• Given problem: Output each line of the listing below as one string in a JSON list, skipping blank lines. Leave the pictures out.

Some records
####

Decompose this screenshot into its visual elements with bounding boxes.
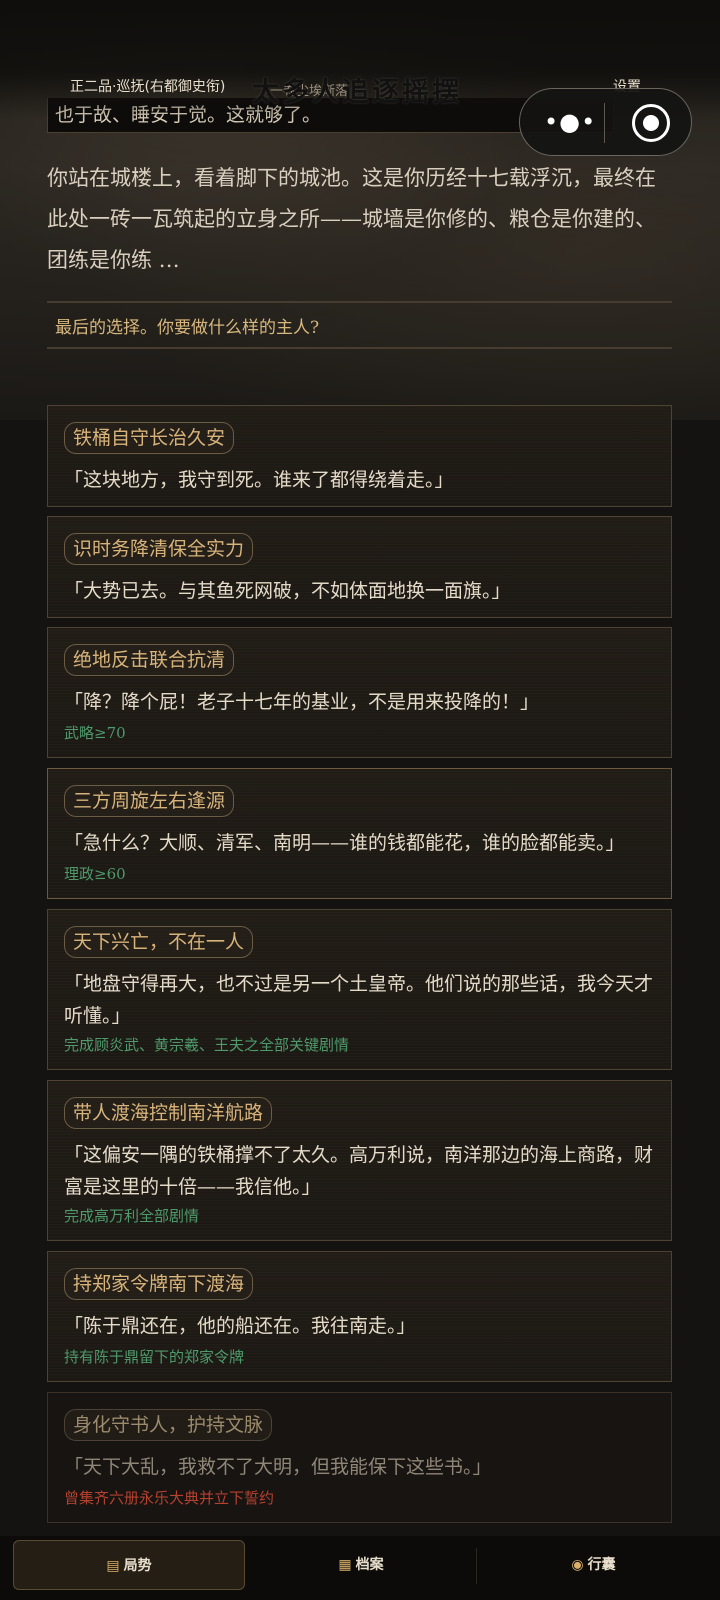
choice-requirement: 曾集齐六册永乐大典并立下誓约 [64, 1489, 275, 1507]
tab-bag[interactable]: ◉ 行囊 [480, 1540, 707, 1590]
prompt-text: 最后的选择。你要做什么样的主人? [55, 318, 320, 338]
choice-tag: 三方周旋左右逢源 [64, 785, 235, 817]
choice-quote: 「陈于鼎还在，他的船还在。我往南走。」 [64, 1315, 416, 1337]
tab-label: 行囊 [587, 1557, 616, 1573]
choice-tag: 带人渡海控制南洋航路 [64, 1097, 273, 1129]
choice-tag: 身化守书人，护持文脉 [64, 1409, 273, 1441]
choice-quote: 「地盘守得再大，也不过是另一个土皇帝。他们说的那些话，我今天才听懂。」 [64, 973, 654, 1027]
bottom-nav: ▤ 局势 ▦ 档案 ◉ 行囊 [0, 1536, 720, 1600]
choice-card[interactable]: 持郑家令牌南下渡海 「陈于鼎还在，他的船还在。我往南走。」 持有陈于鼎留下的郑家… [47, 1251, 672, 1382]
archive-icon: ▦ [338, 1557, 352, 1573]
more-dots-icon[interactable]: •●• [544, 109, 596, 135]
tab-label: 档案 [355, 1557, 384, 1573]
narration-text: 你站在城楼上，看着脚下的城池。这是你历经十七载浮沉，最终在此处一砖一瓦筑起的立身… [47, 166, 656, 272]
nav-divider [476, 1548, 477, 1584]
choice-tag: 绝地反击联合抗清 [64, 644, 235, 676]
choice-card[interactable]: 三方周旋左右逢源 「急什么？大顺、清军、南明——谁的钱都能花，谁的脸都能卖。」 … [47, 768, 672, 899]
choice-card[interactable]: 绝地反击联合抗清 「降？降个屁！老子十七年的基业，不是用来投降的！」 武略≥70 [47, 627, 672, 758]
choice-quote: 「大势已去。与其鱼死网破，不如体面地换一面旗。」 [64, 580, 511, 602]
choice-tag: 持郑家令牌南下渡海 [64, 1268, 254, 1300]
rank-label: 正二品·巡抚(右都御史衔) [70, 79, 226, 95]
choice-requirement: 完成顾炎武、黄宗羲、王夫之全部关键剧情 [64, 1036, 350, 1054]
choice-quote: 「降？降个屁！老子十七年的基业，不是用来投降的！」 [64, 691, 540, 713]
choice-requirement: 理政≥60 [64, 865, 126, 883]
capsule-divider [604, 103, 605, 143]
choice-tag: 识时务降清保全实力 [64, 533, 254, 565]
choice-card[interactable]: 识时务降清保全实力 「大势已去。与其鱼死网破，不如体面地换一面旗。」 [47, 516, 672, 618]
target-close-icon[interactable] [632, 104, 670, 142]
choice-card[interactable]: 带人渡海控制南洋航路 「这偏安一隅的铁桶撑不了太久。高万利说，南洋那边的海上商路… [47, 1080, 672, 1241]
choice-requirement: 完成高万利全部剧情 [64, 1207, 200, 1225]
choice-card[interactable]: 铁桶自守长治久安 「这块地方，我守到死。谁来了都得绕着走。」 [47, 405, 672, 507]
choice-requirement: 持有陈于鼎留下的郑家令牌 [64, 1348, 245, 1366]
tab-situation[interactable]: ▤ 局势 [13, 1540, 245, 1590]
choice-card[interactable]: 天下兴亡，不在一人 「地盘守得再大，也不过是另一个土皇帝。他们说的那些话，我今天… [47, 909, 672, 1070]
choice-card-locked[interactable]: 身化守书人，护持文脉 「天下大乱，我救不了大明，但我能保下这些书。」 曾集齐六册… [47, 1392, 672, 1523]
tab-archive[interactable]: ▦ 档案 [250, 1540, 472, 1590]
choice-tag: 天下兴亡，不在一人 [64, 926, 254, 958]
choice-quote: 「天下大乱，我救不了大明，但我能保下这些书。」 [64, 1456, 492, 1478]
choice-quote: 「这块地方，我守到死。谁来了都得绕着走。」 [64, 469, 454, 491]
page-title: 太多人追逐摇摆 [252, 77, 462, 108]
choice-requirement: 武略≥70 [64, 724, 126, 742]
choice-tag: 铁桶自守长治久安 [64, 422, 235, 454]
choice-quote: 「这偏安一隅的铁桶撑不了太久。高万利说，南洋那边的海上商路，财富是这里的十倍——… [64, 1144, 654, 1198]
tab-label: 局势 [123, 1558, 152, 1574]
choice-quote: 「急什么？大顺、清军、南明——谁的钱都能花，谁的脸都能卖。」 [64, 832, 625, 854]
mini-program-capsule: •●• [519, 88, 692, 156]
money-bag-icon: ◉ [571, 1557, 584, 1573]
scroll-icon: ▤ [106, 1558, 120, 1574]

####

• Full answer:
[
  "Decompose this screenshot into its visual elements with bounding boxes.",
  "choice-requirement: 曾集齐六册永乐大典并立下誓约 [64, 1489, 275, 1507]",
  "tab-bag[interactable]: ◉ 行囊 [480, 1540, 707, 1590]",
  "prompt-text: 最后的选择。你要做什么样的主人? [55, 318, 320, 338]",
  "choice-tag: 三方周旋左右逢源 [64, 785, 235, 817]",
  "choice-quote: 「陈于鼎还在，他的船还在。我往南走。」 [64, 1315, 416, 1337]",
  "tab-label: 行囊 [587, 1557, 616, 1573]",
  "choice-tag: 带人渡海控制南洋航路 [64, 1097, 273, 1129]",
  "choice-tag: 身化守书人，护持文脉 [64, 1409, 273, 1441]",
  "choice-quote: 「地盘守得再大，也不过是另一个土皇帝。他们说的那些话，我今天才听懂。」 [64, 973, 654, 1027]",
  "bottom-nav: ▤ 局势 ▦ 档案 ◉ 行囊 [0, 1536, 720, 1600]",
  "choice-card[interactable]: 持郑家令牌南下渡海 「陈于鼎还在，他的船还在。我往南走。」 持有陈于鼎留下的郑家… [47, 1251, 672, 1382]",
  "archive-icon: ▦ [338, 1557, 352, 1573]",
  "more-dots-icon[interactable]: •●• [544, 109, 596, 135]",
  "tab-label: 档案 [355, 1557, 384, 1573]",
  "narration-text: 你站在城楼上，看着脚下的城池。这是你历经十七载浮沉，最终在此处一砖一瓦筑起的立身… [47, 166, 656, 272]",
  "nav-divider [476, 1548, 477, 1584]",
  "choice-tag: 绝地反击联合抗清 [64, 644, 235, 676]",
  "choice-card[interactable]: 三方周旋左右逢源 「急什么？大顺、清军、南明——谁的钱都能花，谁的脸都能卖。」 … [47, 768, 672, 899]",
  "choice-card[interactable]: 绝地反击联合抗清 「降？降个屁！老子十七年的基业，不是用来投降的！」 武略≥70 [47, 627, 672, 758]",
  "choice-quote: 「大势已去。与其鱼死网破，不如体面地换一面旗。」 [64, 580, 511, 602]",
  "choice-tag: 持郑家令牌南下渡海 [64, 1268, 254, 1300]",
  "rank-label: 正二品·巡抚(右都御史衔) [70, 79, 226, 95]",
  "choice-requirement: 完成顾炎武、黄宗羲、王夫之全部关键剧情 [64, 1036, 350, 1054]",
  "choice-quote: 「降？降个屁！老子十七年的基业，不是用来投降的！」 [64, 691, 540, 713]",
  "choice-requirement: 理政≥60 [64, 865, 126, 883]",
  "capsule-divider [604, 103, 605, 143]",
  "choice-tag: 识时务降清保全实力 [64, 533, 254, 565]",
  "choice-card[interactable]: 识时务降清保全实力 「大势已去。与其鱼死网破，不如体面地换一面旗。」 [47, 516, 672, 618]",
  "target-close-icon[interactable] [632, 104, 670, 142]",
  "choice-card[interactable]: 带人渡海控制南洋航路 「这偏安一隅的铁桶撑不了太久。高万利说，南洋那边的海上商路… [47, 1080, 672, 1241]",
  "choice-requirement: 完成高万利全部剧情 [64, 1207, 200, 1225]",
  "choice-card[interactable]: 铁桶自守长治久安 「这块地方，我守到死。谁来了都得绕着走。」 [47, 405, 672, 507]",
  "choice-requirement: 持有陈于鼎留下的郑家令牌 [64, 1348, 245, 1366]",
  "tab-situation[interactable]: ▤ 局势 [13, 1540, 245, 1590]",
  "choice-card[interactable]: 天下兴亡，不在一人 「地盘守得再大，也不过是另一个土皇帝。他们说的那些话，我今天… [47, 909, 672, 1070]",
  "choice-card-locked[interactable]: 身化守书人，护持文脉 「天下大乱，我救不了大明，但我能保下这些书。」 曾集齐六册… [47, 1392, 672, 1523]",
  "tab-archive[interactable]: ▦ 档案 [250, 1540, 472, 1590]",
  "choice-tag: 天下兴亡，不在一人 [64, 926, 254, 958]",
  "choice-quote: 「天下大乱，我救不了大明，但我能保下这些书。」 [64, 1456, 492, 1478]",
  "choice-quote: 「这块地方，我守到死。谁来了都得绕着走。」 [64, 469, 454, 491]",
  "page-title: 太多人追逐摇摆 [252, 77, 462, 108]",
  "choice-requirement: 武略≥70 [64, 724, 126, 742]",
  "choice-tag: 铁桶自守长治久安 [64, 422, 235, 454]",
  "choice-quote: 「这偏安一隅的铁桶撑不了太久。高万利说，南洋那边的海上商路，财富是这里的十倍——… [64, 1144, 654, 1198]",
  "tab-label: 局势 [123, 1558, 152, 1574]",
  "choice-quote: 「急什么？大顺、清军、南明——谁的钱都能花，谁的脸都能卖。」 [64, 832, 625, 854]",
  "mini-program-capsule: •●• [519, 88, 692, 156]",
  "money-bag-icon: ◉ [571, 1557, 584, 1573]",
  "scroll-icon: ▤ [106, 1558, 120, 1574]"
]